> DATASET ROWS:
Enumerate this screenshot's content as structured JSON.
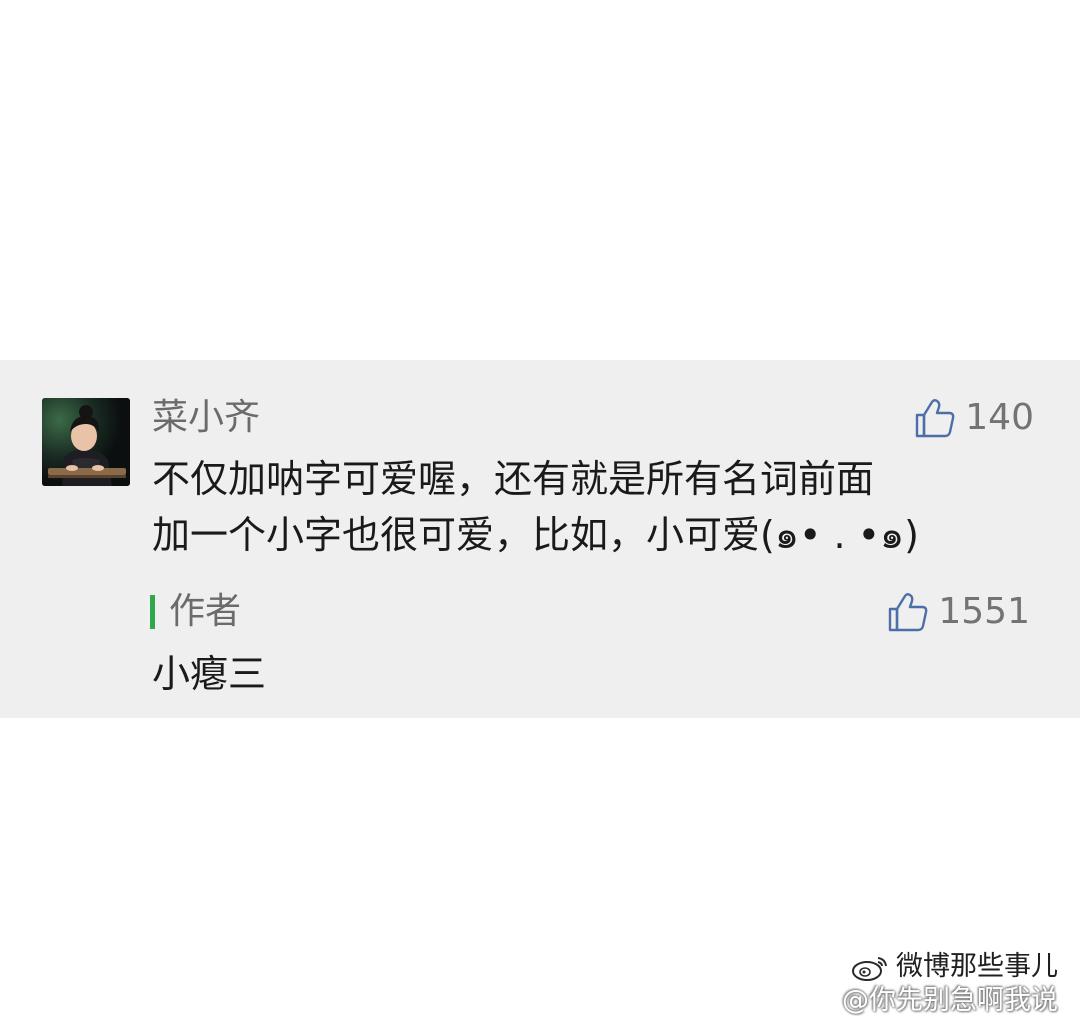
{
  "comment": {
    "username": "菜小齐",
    "likes": "140",
    "text_lines": [
      "不仅加呐字可爱喔，还有就是所有名词前面",
      "加一个小字也很可爱，比如，小可爱(๑• . •๑)"
    ]
  },
  "author_reply": {
    "tag": "作者",
    "likes": "1551",
    "text": "小瘪三"
  },
  "watermark": {
    "account": "微博那些事儿",
    "handle": "@你先别急啊我说"
  },
  "icons": {
    "like": "thumbs-up-icon",
    "watermark_logo": "weibo-logo-icon"
  },
  "colors": {
    "panel_background": "#efefef",
    "author_bar": "#2ea84a",
    "username": "#6b6b6b",
    "text": "#1a1a1a"
  }
}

> WHAT TO WORK ON:
Transcribe the listing in full. Omit the pictures and keep every line exact.

> FINISHED EXERCISE:
Enumerate this screenshot's content as structured JSON.
{
  "comment": {
    "username": "菜小齐",
    "likes": "140",
    "text_lines": [
      "不仅加呐字可爱喔，还有就是所有名词前面",
      "加一个小字也很可爱，比如，小可爱(๑• . •๑)"
    ]
  },
  "author_reply": {
    "tag": "作者",
    "likes": "1551",
    "text": "小瘪三"
  },
  "watermark": {
    "account": "微博那些事儿",
    "handle": "@你先别急啊我说"
  },
  "icons": {
    "like": "thumbs-up-icon",
    "watermark_logo": "weibo-logo-icon"
  },
  "colors": {
    "panel_background": "#efefef",
    "author_bar": "#2ea84a",
    "username": "#6b6b6b",
    "text": "#1a1a1a"
  }
}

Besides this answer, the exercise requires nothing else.